- **What you will do**
Scan the entries and tally the lines that include the string "name". Reply with the figure alone.

**** The records ****

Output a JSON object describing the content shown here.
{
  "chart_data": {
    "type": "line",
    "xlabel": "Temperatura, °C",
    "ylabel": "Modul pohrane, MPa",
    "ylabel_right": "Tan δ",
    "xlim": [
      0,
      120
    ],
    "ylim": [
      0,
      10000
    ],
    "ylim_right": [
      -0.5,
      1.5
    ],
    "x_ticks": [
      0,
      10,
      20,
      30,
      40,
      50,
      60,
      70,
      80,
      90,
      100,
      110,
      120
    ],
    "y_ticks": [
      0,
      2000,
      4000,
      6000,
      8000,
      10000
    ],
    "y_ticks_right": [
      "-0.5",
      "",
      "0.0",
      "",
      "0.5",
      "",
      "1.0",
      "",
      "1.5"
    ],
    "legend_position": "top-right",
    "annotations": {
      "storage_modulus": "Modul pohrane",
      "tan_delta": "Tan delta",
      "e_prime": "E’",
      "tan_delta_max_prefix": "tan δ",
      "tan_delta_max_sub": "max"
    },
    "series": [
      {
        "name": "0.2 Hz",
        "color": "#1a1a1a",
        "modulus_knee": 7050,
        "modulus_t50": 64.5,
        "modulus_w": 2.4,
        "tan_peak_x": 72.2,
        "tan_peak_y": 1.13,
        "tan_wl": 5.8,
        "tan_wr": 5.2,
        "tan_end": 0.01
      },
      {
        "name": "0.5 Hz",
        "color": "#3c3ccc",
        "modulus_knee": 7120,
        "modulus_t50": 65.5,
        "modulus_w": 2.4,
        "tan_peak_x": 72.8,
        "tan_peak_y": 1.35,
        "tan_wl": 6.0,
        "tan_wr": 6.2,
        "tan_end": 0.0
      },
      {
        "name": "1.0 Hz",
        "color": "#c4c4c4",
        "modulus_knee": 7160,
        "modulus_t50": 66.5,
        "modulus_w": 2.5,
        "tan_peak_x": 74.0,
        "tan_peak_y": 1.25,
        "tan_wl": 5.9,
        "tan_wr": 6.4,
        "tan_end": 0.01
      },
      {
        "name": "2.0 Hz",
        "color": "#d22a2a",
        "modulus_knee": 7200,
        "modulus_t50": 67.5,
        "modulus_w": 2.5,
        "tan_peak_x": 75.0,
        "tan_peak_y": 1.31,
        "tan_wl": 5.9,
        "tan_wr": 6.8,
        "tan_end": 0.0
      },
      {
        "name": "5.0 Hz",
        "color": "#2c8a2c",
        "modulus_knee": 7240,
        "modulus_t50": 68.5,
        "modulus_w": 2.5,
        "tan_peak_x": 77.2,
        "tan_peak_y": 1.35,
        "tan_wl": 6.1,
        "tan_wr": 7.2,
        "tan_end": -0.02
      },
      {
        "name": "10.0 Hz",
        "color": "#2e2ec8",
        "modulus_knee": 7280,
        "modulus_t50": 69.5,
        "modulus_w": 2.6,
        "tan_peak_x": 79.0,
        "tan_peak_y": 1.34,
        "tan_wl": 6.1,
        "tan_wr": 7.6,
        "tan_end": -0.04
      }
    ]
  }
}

****

- **Exercise solution**
6